** Start TASK MATERIAL **
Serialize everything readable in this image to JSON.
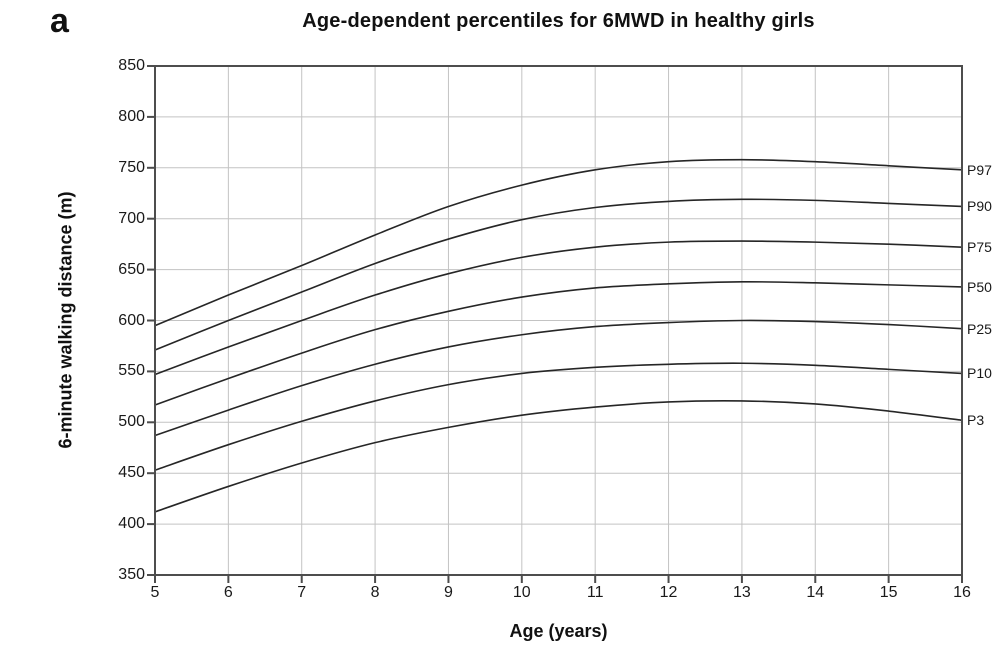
{
  "panel_label": "a",
  "title": "Age-dependent percentiles for 6MWD in healthy girls",
  "axes": {
    "x_title": "Age (years)",
    "y_title": "6-minute walking distance (m)"
  },
  "chart_data": {
    "type": "line",
    "title": "Age-dependent percentiles for 6MWD in healthy girls",
    "xlabel": "Age (years)",
    "ylabel": "6-minute walking distance (m)",
    "xlim": [
      5,
      16
    ],
    "ylim": [
      350,
      850
    ],
    "x_ticks": [
      5,
      6,
      7,
      8,
      9,
      10,
      11,
      12,
      13,
      14,
      15,
      16
    ],
    "y_ticks": [
      350,
      400,
      450,
      500,
      550,
      600,
      650,
      700,
      750,
      800,
      850
    ],
    "grid": true,
    "legend_position": "labels-at-right-edge",
    "x": [
      5,
      6,
      7,
      8,
      9,
      10,
      11,
      12,
      13,
      14,
      15,
      16
    ],
    "series": [
      {
        "name": "P97",
        "values": [
          595,
          625,
          654,
          684,
          712,
          733,
          748,
          756,
          758,
          756,
          752,
          748
        ]
      },
      {
        "name": "P90",
        "values": [
          571,
          600,
          628,
          656,
          680,
          699,
          711,
          717,
          719,
          718,
          715,
          712
        ]
      },
      {
        "name": "P75",
        "values": [
          547,
          574,
          600,
          625,
          646,
          662,
          672,
          677,
          678,
          677,
          675,
          672
        ]
      },
      {
        "name": "P50",
        "values": [
          517,
          543,
          568,
          591,
          609,
          623,
          632,
          636,
          638,
          637,
          635,
          633
        ]
      },
      {
        "name": "P25",
        "values": [
          487,
          512,
          536,
          557,
          574,
          586,
          594,
          598,
          600,
          599,
          596,
          592
        ]
      },
      {
        "name": "P10",
        "values": [
          453,
          478,
          501,
          521,
          537,
          548,
          554,
          557,
          558,
          556,
          552,
          548
        ]
      },
      {
        "name": "P3",
        "values": [
          412,
          437,
          460,
          480,
          495,
          507,
          515,
          520,
          521,
          518,
          511,
          502
        ]
      }
    ],
    "colors": {
      "curve": "#262626",
      "grid": "#c3c3c3",
      "frame": "#4d4d4d",
      "text": "#1a1a1a",
      "background": "#ffffff"
    }
  }
}
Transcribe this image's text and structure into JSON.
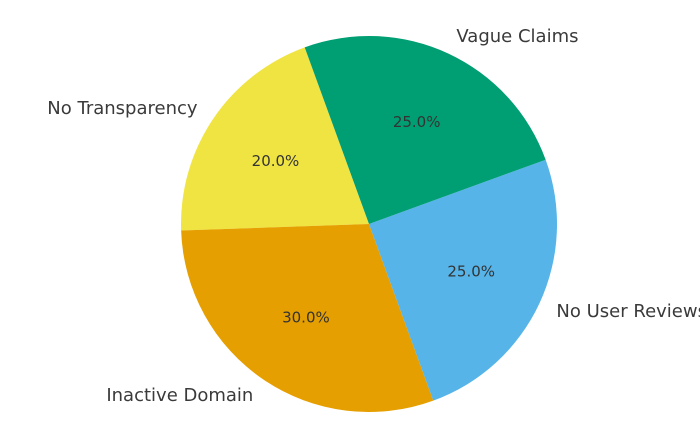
{
  "chart_data": {
    "type": "pie",
    "title": "",
    "slices": [
      {
        "label": "No Transparency",
        "value": 20.0,
        "pct_label": "20.0%",
        "color": "#F0E442"
      },
      {
        "label": "Inactive Domain",
        "value": 30.0,
        "pct_label": "30.0%",
        "color": "#E69F00"
      },
      {
        "label": "No User Reviews",
        "value": 25.0,
        "pct_label": "25.0%",
        "color": "#56B4E9"
      },
      {
        "label": "Vague Claims",
        "value": 25.0,
        "pct_label": "25.0%",
        "color": "#009E73"
      }
    ],
    "start_angle_deg": 110,
    "direction": "counterclockwise",
    "legend": "none"
  }
}
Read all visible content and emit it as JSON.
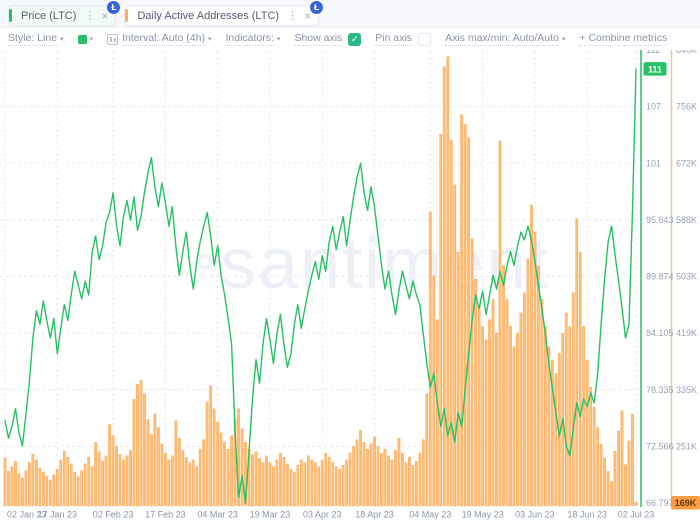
{
  "colors": {
    "green": "#26c164",
    "orangeAccent": "#ffa95c",
    "blueBadge": "#3a63d8",
    "checkbox": "#2bb886",
    "bar": "#ffbd72",
    "barEdge": "#f3a45c",
    "orangeAxisLine": "#f7c489",
    "greenAxisLine": "#26c164",
    "greenBadge": "#26c164",
    "orangeBadge": "#ff9d45",
    "orangeBadgeText": "#5b3a10",
    "axisText": "#98a1b3",
    "xText": "#8b95a8",
    "grid": "#e7ebf2",
    "watermark": "#edf0f6"
  },
  "tabs": [
    {
      "label": "Price (LTC)",
      "menu_icon": "⋮",
      "close_icon": "×",
      "logo": "Ł"
    },
    {
      "label": "Daily Active Addresses (LTC)",
      "menu_icon": "⋮",
      "close_icon": "×",
      "logo": "Ł"
    }
  ],
  "toolbar": {
    "style_label": "Style: Line",
    "interval_label": "Interval: Auto (4h)",
    "indicators_label": "Indicators:",
    "show_axis_label": "Show axis",
    "pin_axis_label": "Pin axis",
    "axis_maxmin_label": "Axis max/min: Auto/Auto",
    "combine_metrics_label": "+ Combine metrics",
    "caret": "▾",
    "check_icon": "✓"
  },
  "watermark": "santiment",
  "chart_data": {
    "type": "line+bar",
    "x_start": "02 Jan 23",
    "x_end": "02 Jul 23",
    "days": 182,
    "x_labels": [
      {
        "day": 0,
        "label": "02 Jan 23"
      },
      {
        "day": 15,
        "label": "17 Jan 23"
      },
      {
        "day": 31,
        "label": "02 Feb 23"
      },
      {
        "day": 46,
        "label": "17 Feb 23"
      },
      {
        "day": 61,
        "label": "04 Mar 23"
      },
      {
        "day": 76,
        "label": "19 Mar 23"
      },
      {
        "day": 91,
        "label": "03 Apr 23"
      },
      {
        "day": 106,
        "label": "18 Apr 23"
      },
      {
        "day": 122,
        "label": "04 May 23"
      },
      {
        "day": 137,
        "label": "19 May 23"
      },
      {
        "day": 152,
        "label": "03 Jun 23"
      },
      {
        "day": 167,
        "label": "18 Jun 23"
      },
      {
        "day": 181,
        "label": "02 Jul 23"
      }
    ],
    "series": [
      {
        "name": "Price (LTC)",
        "type": "line",
        "axis": {
          "max": 112.951,
          "min": 66.797,
          "labels": [
            "112",
            "107",
            "101",
            "95.643",
            "89.874",
            "84.105",
            "78.335",
            "72.566",
            "66.797"
          ],
          "last_value_badge": "111",
          "last_value": 111
        },
        "values": [
          75.2,
          73.4,
          74.6,
          76.4,
          74.0,
          72.6,
          75.8,
          79.2,
          83.6,
          86.4,
          85.0,
          87.4,
          85.4,
          83.6,
          85.6,
          82.0,
          84.6,
          87.0,
          85.4,
          88.0,
          90.4,
          89.0,
          87.6,
          89.4,
          88.0,
          92.4,
          94.0,
          91.6,
          93.0,
          95.4,
          96.4,
          98.4,
          95.0,
          93.0,
          96.0,
          97.6,
          95.6,
          98.0,
          94.6,
          96.0,
          98.4,
          100.4,
          102.0,
          99.0,
          97.0,
          99.4,
          97.4,
          95.0,
          97.0,
          93.0,
          90.0,
          92.4,
          94.4,
          91.0,
          88.6,
          91.4,
          93.4,
          95.0,
          96.4,
          94.0,
          91.0,
          93.0,
          90.0,
          88.0,
          85.6,
          83.0,
          74.0,
          67.4,
          69.6,
          66.8,
          72.0,
          77.4,
          81.4,
          79.0,
          83.0,
          85.6,
          83.4,
          81.0,
          84.0,
          86.0,
          83.0,
          80.6,
          82.0,
          85.0,
          87.0,
          84.6,
          86.6,
          88.4,
          90.0,
          91.4,
          89.6,
          92.0,
          90.4,
          93.4,
          95.0,
          92.6,
          94.4,
          96.0,
          93.0,
          95.6,
          98.0,
          100.0,
          101.4,
          98.4,
          96.6,
          99.0,
          97.0,
          94.0,
          91.0,
          88.6,
          90.4,
          88.0,
          86.0,
          88.4,
          90.4,
          89.0,
          87.6,
          89.4,
          88.0,
          87.0,
          84.0,
          81.0,
          78.6,
          80.0,
          77.0,
          74.6,
          76.4,
          73.6,
          75.0,
          73.0,
          76.0,
          74.6,
          78.4,
          82.0,
          85.4,
          88.0,
          86.6,
          88.4,
          86.0,
          88.0,
          90.0,
          88.6,
          90.4,
          89.0,
          91.0,
          92.4,
          91.0,
          93.0,
          94.4,
          93.6,
          95.0,
          93.6,
          91.4,
          89.0,
          86.6,
          84.0,
          81.0,
          78.6,
          76.0,
          73.6,
          75.4,
          72.6,
          71.6,
          74.4,
          77.0,
          75.6,
          77.4,
          76.6,
          78.0,
          77.0,
          80.0,
          85.0,
          89.6,
          93.4,
          95.0,
          92.0,
          89.4,
          86.6,
          83.6,
          85.0,
          96.6,
          111.0
        ]
      },
      {
        "name": "Daily Active Addresses (LTC)",
        "type": "bar",
        "unit": "K",
        "axis": {
          "max": 840,
          "min": 168,
          "labels": [
            "840K",
            "756K",
            "672K",
            "588K",
            "503K",
            "419K",
            "335K",
            "251K"
          ],
          "last_value_badge": "169K",
          "last_value": 169
        },
        "values": [
          235,
          215,
          222,
          230,
          212,
          205,
          216,
          228,
          240,
          232,
          220,
          214,
          208,
          202,
          210,
          218,
          232,
          245,
          236,
          226,
          214,
          207,
          216,
          226,
          236,
          222,
          258,
          244,
          230,
          238,
          284,
          268,
          252,
          240,
          232,
          238,
          246,
          322,
          344,
          350,
          330,
          292,
          270,
          300,
          280,
          256,
          242,
          232,
          238,
          290,
          264,
          246,
          236,
          228,
          232,
          222,
          248,
          262,
          318,
          342,
          308,
          288,
          272,
          258,
          248,
          268,
          292,
          308,
          278,
          258,
          248,
          240,
          244,
          234,
          228,
          238,
          228,
          222,
          232,
          242,
          236,
          226,
          218,
          214,
          224,
          232,
          228,
          238,
          232,
          228,
          222,
          232,
          242,
          236,
          228,
          222,
          218,
          224,
          232,
          242,
          252,
          262,
          276,
          258,
          248,
          256,
          266,
          252,
          242,
          248,
          238,
          232,
          246,
          264,
          242,
          228,
          236,
          224,
          230,
          242,
          262,
          330,
          600,
          505,
          440,
          715,
          815,
          830,
          706,
          640,
          540,
          744,
          730,
          710,
          560,
          500,
          460,
          430,
          410,
          440,
          470,
          420,
          705,
          520,
          470,
          430,
          400,
          420,
          450,
          480,
          530,
          610,
          570,
          520,
          470,
          430,
          400,
          380,
          360,
          390,
          420,
          450,
          430,
          480,
          590,
          540,
          430,
          380,
          340,
          310,
          280,
          255,
          235,
          215,
          200,
          245,
          275,
          305,
          225,
          260,
          300,
          169
        ]
      }
    ]
  }
}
** End TASK MATERIAL **
◆ **YOUR INSTRUCTIONS**: Write out every line of the listing that holds the word "name".

◆ **EXERCISE RESULT**:
        "name": "P97",
        "name": "P90",
        "name": "P75",
        "name": "P50",
        "name": "P25",
        "name": "P10",
        "name": "P3",
        "name": "Price (LTC)",
        "name": "Daily Active Addresses (LTC)",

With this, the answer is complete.